→ Task description:
Retype the records below exactly as they appear, but leave out any pictures.

→ Data supplied:
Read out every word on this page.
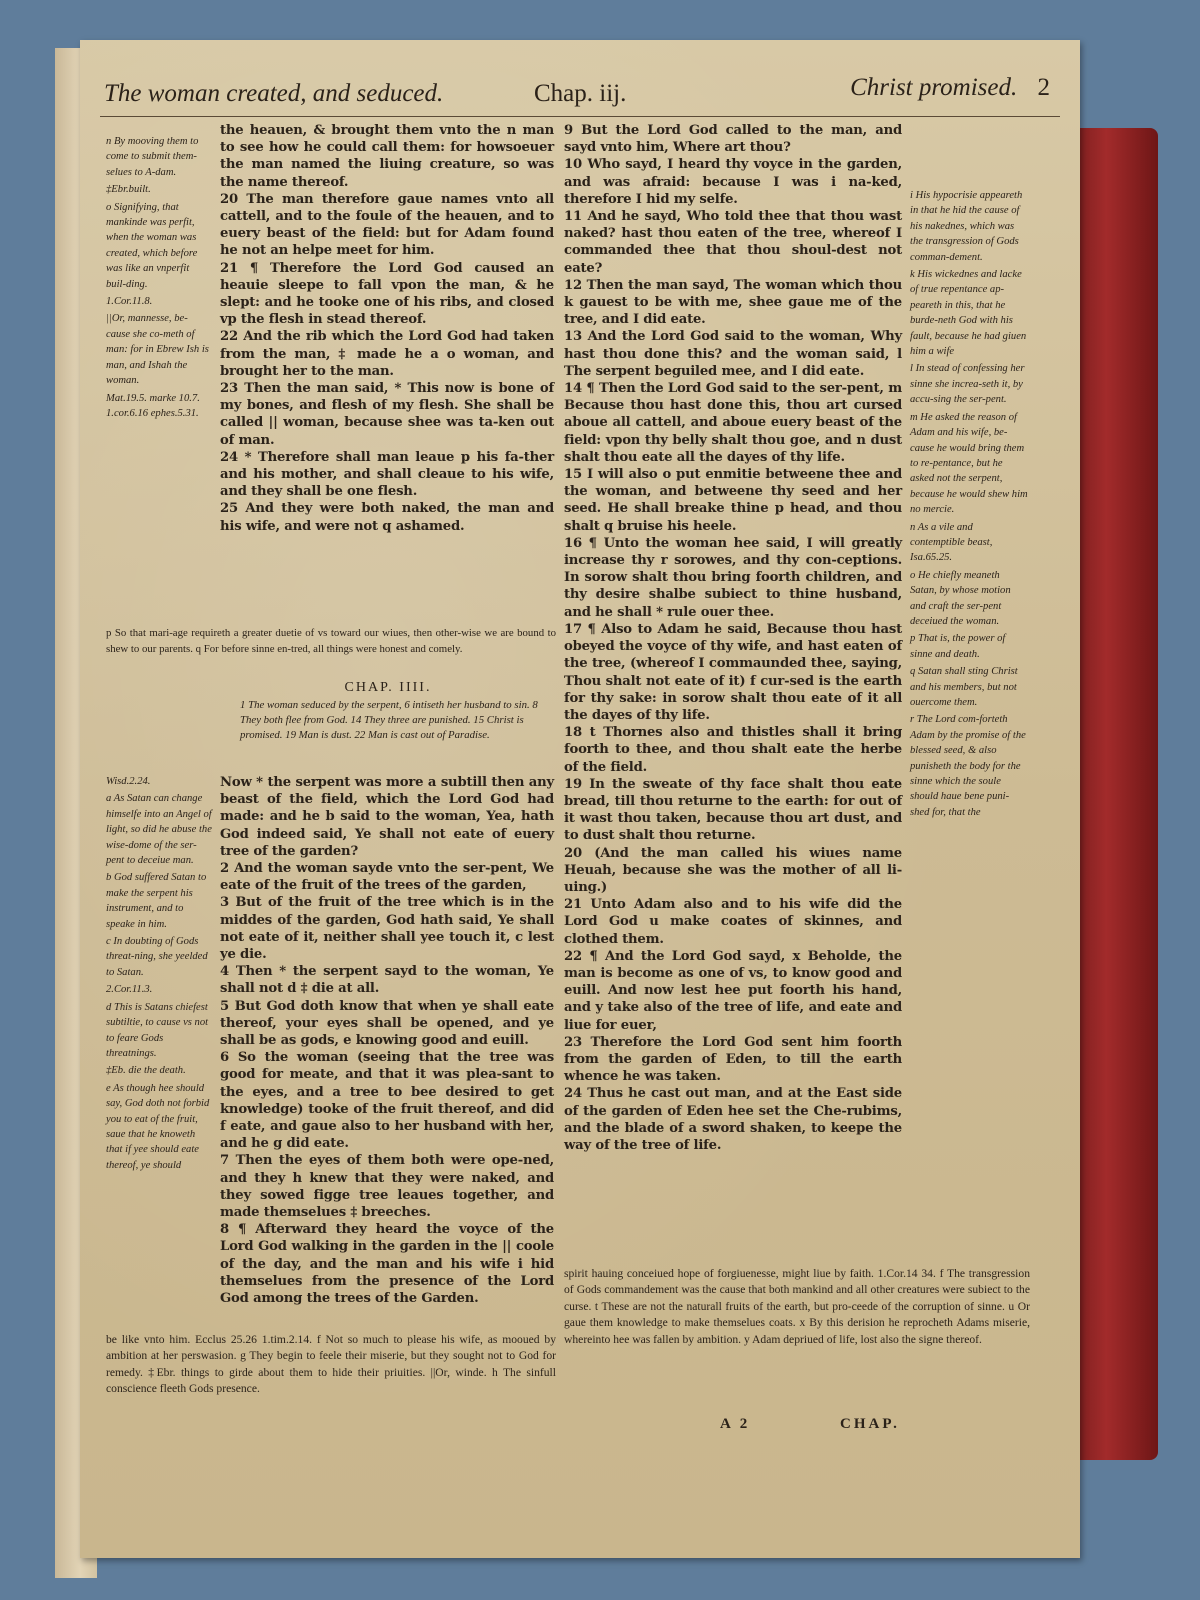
The woman created, and seduced.	Chap. iij.	Christ promised. 2

n By mooving them to come to submit them-selues to A-dam.

‡Ebr.built.

o Signifying, that mankinde was perfit, when the woman was created, which before was like an vnperfit buil-ding.

1.Cor.11.8.

||Or, mannesse, be-cause she co-meth of man: for in Ebrew Ish is man, and Ishah the woman.

Mat.19.5. marke 10.7. 1.cor.6.16 ephes.5.31.

the heauen, & brought them vnto the n man to see how he could call them: for howsoeuer the man named the liuing creature, so was the name thereof.

20 The man therefore gaue names vnto all cattell, and to the foule of the heauen, and to euery beast of the field: but for Adam found he not an helpe meet for him.

21 ¶ Therefore the Lord God caused an heauie sleepe to fall vpon the man, & he slept: and he tooke one of his ribs, and closed vp the flesh in stead thereof.

22 And the rib which the Lord God had taken from the man, ‡ made he a o woman, and brought her to the man.

23 Then the man said, * This now is bone of my bones, and flesh of my flesh. She shall be called || woman, because shee was ta-ken out of man.

24 * Therefore shall man leaue p his fa-ther and his mother, and shall cleaue to his wife, and they shall be one flesh.

25 And they were both naked, the man and his wife, and were not q ashamed.

p So that mari-age requireth a greater duetie of vs toward our wiues, then other-wise we are bound to shew to our parents. q For before sinne en-tred, all things were honest and comely.

CHAP. IIII.
1 The woman seduced by the serpent, 6 intiseth her husband to sin. 8 They both flee from God. 14 They three are punished. 15 Christ is promised. 19 Man is dust. 22 Man is cast out of Paradise.

Wisd.2.24.

a As Satan can change himselfe into an Angel of light, so did he abuse the wise-dome of the ser-pent to deceiue man.

b God suffered Satan to make the serpent his instrument, and to speake in him.

c In doubting of Gods threat-ning, she yeelded to Satan.

2.Cor.11.3.

d This is Satans chiefest subtiltie, to cause vs not to feare Gods threatnings.

‡Eb. die the death.

e As though hee should say, God doth not forbid you to eat of the fruit, saue that he knoweth that if yee should eate thereof, ye should

Now * the serpent was more a subtill then any beast of the field, which the Lord God had made: and he b said to the woman, Yea, hath God indeed said, Ye shall not eate of euery tree of the garden?

2 And the woman sayde vnto the ser-pent, We eate of the fruit of the trees of the garden,

3 But of the fruit of the tree which is in the middes of the garden, God hath said, Ye shall not eate of it, neither shall yee touch it, c lest ye die.

4 Then * the serpent sayd to the woman, Ye shall not d ‡ die at all.

5 But God doth know that when ye shall eate thereof, your eyes shall be opened, and ye shall be as gods, e knowing good and euill.

6 So the woman (seeing that the tree was good for meate, and that it was plea-sant to the eyes, and a tree to bee desired to get knowledge) tooke of the fruit thereof, and did f eate, and gaue also to her husband with her, and he g did eate.

7 Then the eyes of them both were ope-ned, and they h knew that they were naked, and they sowed figge tree leaues together, and made themselues ‡ breeches.

8 ¶ Afterward they heard the voyce of the Lord God walking in the garden in the || coole of the day, and the man and his wife i hid themselues from the presence of the Lord God among the trees of the Garden.

be like vnto him. Ecclus 25.26 1.tim.2.14. f Not so much to please his wife, as mooued by ambition at her perswasion. g They begin to feele their miserie, but they sought not to God for remedy. ‡Ebr. things to girde about them to hide their priuities. ||Or, winde. h The sinfull conscience fleeth Gods presence.

9 But the Lord God called to the man, and sayd vnto him, Where art thou?

10 Who sayd, I heard thy voyce in the garden, and was afraid: because I was i na-ked, therefore I hid my selfe.

11 And he sayd, Who told thee that thou wast naked? hast thou eaten of the tree, whereof I commanded thee that thou shoul-dest not eate?

12 Then the man sayd, The woman which thou k gauest to be with me, shee gaue me of the tree, and I did eate.

13 And the Lord God said to the woman, Why hast thou done this? and the woman said, l The serpent beguiled mee, and I did eate.

14 ¶ Then the Lord God said to the ser-pent, m Because thou hast done this, thou art cursed aboue all cattell, and aboue euery beast of the field: vpon thy belly shalt thou goe, and n dust shalt thou eate all the dayes of thy life.

15 I will also o put enmitie betweene thee and the woman, and betweene thy seed and her seed. He shall breake thine p head, and thou shalt q bruise his heele.

16 ¶ Unto the woman hee said, I will greatly increase thy r sorowes, and thy con-ceptions. In sorow shalt thou bring foorth children, and thy desire shalbe subiect to thine husband, and he shall * rule ouer thee.

17 ¶ Also to Adam he said, Because thou hast obeyed the voyce of thy wife, and hast eaten of the tree, (whereof I commaunded thee, saying, Thou shalt not eate of it) f cur-sed is the earth for thy sake: in sorow shalt thou eate of it all the dayes of thy life.

18 t Thornes also and thistles shall it bring foorth to thee, and thou shalt eate the herbe of the field.

19 In the sweate of thy face shalt thou eate bread, till thou returne to the earth: for out of it wast thou taken, because thou art dust, and to dust shalt thou returne.

20 (And the man called his wiues name Heuah, because she was the mother of all li-uing.)

21 Unto Adam also and to his wife did the Lord God u make coates of skinnes, and clothed them.

22 ¶ And the Lord God sayd, x Beholde, the man is become as one of vs, to know good and euill. And now lest hee put foorth his hand, and y take also of the tree of life, and eate and liue for euer,

23 Therefore the Lord God sent him foorth from the garden of Eden, to till the earth whence he was taken.

24 Thus he cast out man, and at the East side of the garden of Eden hee set the Che-rubims, and the blade of a sword shaken, to keepe the way of the tree of life.

i His hypocrisie appeareth in that he hid the cause of his nakednes, which was the transgression of Gods comman-dement.

k His wickednes and lacke of true repentance ap-peareth in this, that he burde-neth God with his fault, because he had giuen him a wife

l In stead of confessing her sinne she increa-seth it, by accu-sing the ser-pent.

m He asked the reason of Adam and his wife, be-cause he would bring them to re-pentance, but he asked not the serpent, because he would shew him no mercie.

n As a vile and contemptible beast, Isa.65.25.

o He chiefly meaneth Satan, by whose motion and craft the ser-pent deceiued the woman.

p That is, the power of sinne and death.

q Satan shall sting Christ and his members, but not ouercome them.

r The Lord com-forteth Adam by the promise of the blessed seed, & also punisheth the body for the sinne which the soule should haue bene puni-shed for, that the

spirit hauing conceiued hope of forgiuenesse, might liue by faith. 1.Cor.14 34. f The transgression of Gods commandement was the cause that both mankind and all other creatures were subiect to the curse. t These are not the naturall fruits of the earth, but pro-ceede of the corruption of sinne. u Or gaue them knowledge to make themselues coats. x By this derision he reprocheth Adams miserie, whereinto hee was fallen by ambition. y Adam depriued of life, lost also the signe thereof.

A 2	CHAP.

→ Result:
Read out every word on this page.
The woman created, and seduced.	Chap. iij.	Christ promised. 2

n By mooving them to come to submit them-selues to A-dam.

‡Ebr.built.

o Signifying, that mankinde was perfit, when the woman was created, which before was like an vnperfit buil-ding.

1.Cor.11.8.

||Or, mannesse, be-cause she co-meth of man: for in Ebrew Ish is man, and Ishah the woman.

Mat.19.5. marke 10.7. 1.cor.6.16 ephes.5.31.

the heauen, & brought them vnto the n man to see how he could call them: for howsoeuer the man named the liuing creature, so was the name thereof.

20 The man therefore gaue names vnto all cattell, and to the foule of the heauen, and to euery beast of the field: but for Adam found he not an helpe meet for him.

21 ¶ Therefore the Lord God caused an heauie sleepe to fall vpon the man, & he slept: and he tooke one of his ribs, and closed vp the flesh in stead thereof.

22 And the rib which the Lord God had taken from the man, ‡ made he a o woman, and brought her to the man.

23 Then the man said, * This now is bone of my bones, and flesh of my flesh. She shall be called || woman, because shee was ta-ken out of man.

24 * Therefore shall man leaue p his fa-ther and his mother, and shall cleaue to his wife, and they shall be one flesh.

25 And they were both naked, the man and his wife, and were not q ashamed.

p So that mari-age requireth a greater duetie of vs toward our wiues, then other-wise we are bound to shew to our parents. q For before sinne en-tred, all things were honest and comely.

CHAP. IIII.
1 The woman seduced by the serpent, 6 intiseth her husband to sin. 8 They both flee from God. 14 They three are punished. 15 Christ is promised. 19 Man is dust. 22 Man is cast out of Paradise.

Wisd.2.24.

a As Satan can change himselfe into an Angel of light, so did he abuse the wise-dome of the ser-pent to deceiue man.

b God suffered Satan to make the serpent his instrument, and to speake in him.

c In doubting of Gods threat-ning, she yeelded to Satan.

2.Cor.11.3.

d This is Satans chiefest subtiltie, to cause vs not to feare Gods threatnings.

‡Eb. die the death.

e As though hee should say, God doth not forbid you to eat of the fruit, saue that he knoweth that if yee should eate thereof, ye should

Now * the serpent was more a subtill then any beast of the field, which the Lord God had made: and he b said to the woman, Yea, hath God indeed said, Ye shall not eate of euery tree of the garden?

2 And the woman sayde vnto the ser-pent, We eate of the fruit of the trees of the garden,

3 But of the fruit of the tree which is in the middes of the garden, God hath said, Ye shall not eate of it, neither shall yee touch it, c lest ye die.

4 Then * the serpent sayd to the woman, Ye shall not d ‡ die at all.

5 But God doth know that when ye shall eate thereof, your eyes shall be opened, and ye shall be as gods, e knowing good and euill.

6 So the woman (seeing that the tree was good for meate, and that it was plea-sant to the eyes, and a tree to bee desired to get knowledge) tooke of the fruit thereof, and did f eate, and gaue also to her husband with her, and he g did eate.

7 Then the eyes of them both were ope-ned, and they h knew that they were naked, and they sowed figge tree leaues together, and made themselues ‡ breeches.

8 ¶ Afterward they heard the voyce of the Lord God walking in the garden in the || coole of the day, and the man and his wife i hid themselues from the presence of the Lord God among the trees of the Garden.

be like vnto him. Ecclus 25.26 1.tim.2.14. f Not so much to please his wife, as mooued by ambition at her perswasion. g They begin to feele their miserie, but they sought not to God for remedy. ‡Ebr. things to girde about them to hide their priuities. ||Or, winde. h The sinfull conscience fleeth Gods presence.

9 But the Lord God called to the man, and sayd vnto him, Where art thou?

10 Who sayd, I heard thy voyce in the garden, and was afraid: because I was i na-ked, therefore I hid my selfe.

11 And he sayd, Who told thee that thou wast naked? hast thou eaten of the tree, whereof I commanded thee that thou shoul-dest not eate?

12 Then the man sayd, The woman which thou k gauest to be with me, shee gaue me of the tree, and I did eate.

13 And the Lord God said to the woman, Why hast thou done this? and the woman said, l The serpent beguiled mee, and I did eate.

14 ¶ Then the Lord God said to the ser-pent, m Because thou hast done this, thou art cursed aboue all cattell, and aboue euery beast of the field: vpon thy belly shalt thou goe, and n dust shalt thou eate all the dayes of thy life.

15 I will also o put enmitie betweene thee and the woman, and betweene thy seed and her seed. He shall breake thine p head, and thou shalt q bruise his heele.

16 ¶ Unto the woman hee said, I will greatly increase thy r sorowes, and thy con-ceptions. In sorow shalt thou bring foorth children, and thy desire shalbe subiect to thine husband, and he shall * rule ouer thee.

17 ¶ Also to Adam he said, Because thou hast obeyed the voyce of thy wife, and hast eaten of the tree, (whereof I commaunded thee, saying, Thou shalt not eate of it) f cur-sed is the earth for thy sake: in sorow shalt thou eate of it all the dayes of thy life.

18 t Thornes also and thistles shall it bring foorth to thee, and thou shalt eate the herbe of the field.

19 In the sweate of thy face shalt thou eate bread, till thou returne to the earth: for out of it wast thou taken, because thou art dust, and to dust shalt thou returne.

20 (And the man called his wiues name Heuah, because she was the mother of all li-uing.)

21 Unto Adam also and to his wife did the Lord God u make coates of skinnes, and clothed them.

22 ¶ And the Lord God sayd, x Beholde, the man is become as one of vs, to know good and euill. And now lest hee put foorth his hand, and y take also of the tree of life, and eate and liue for euer,

23 Therefore the Lord God sent him foorth from the garden of Eden, to till the earth whence he was taken.

24 Thus he cast out man, and at the East side of the garden of Eden hee set the Che-rubims, and the blade of a sword shaken, to keepe the way of the tree of life.

i His hypocrisie appeareth in that he hid the cause of his nakednes, which was the transgression of Gods comman-dement.

k His wickednes and lacke of true repentance ap-peareth in this, that he burde-neth God with his fault, because he had giuen him a wife

l In stead of confessing her sinne she increa-seth it, by accu-sing the ser-pent.

m He asked the reason of Adam and his wife, be-cause he would bring them to re-pentance, but he asked not the serpent, because he would shew him no mercie.

n As a vile and contemptible beast, Isa.65.25.

o He chiefly meaneth Satan, by whose motion and craft the ser-pent deceiued the woman.

p That is, the power of sinne and death.

q Satan shall sting Christ and his members, but not ouercome them.

r The Lord com-forteth Adam by the promise of the blessed seed, & also punisheth the body for the sinne which the soule should haue bene puni-shed for, that the

spirit hauing conceiued hope of forgiuenesse, might liue by faith. 1.Cor.14 34. f The transgression of Gods commandement was the cause that both mankind and all other creatures were subiect to the curse. t These are not the naturall fruits of the earth, but pro-ceede of the corruption of sinne. u Or gaue them knowledge to make themselues coats. x By this derision he reprocheth Adams miserie, whereinto hee was fallen by ambition. y Adam depriued of life, lost also the signe thereof.

A 2	CHAP.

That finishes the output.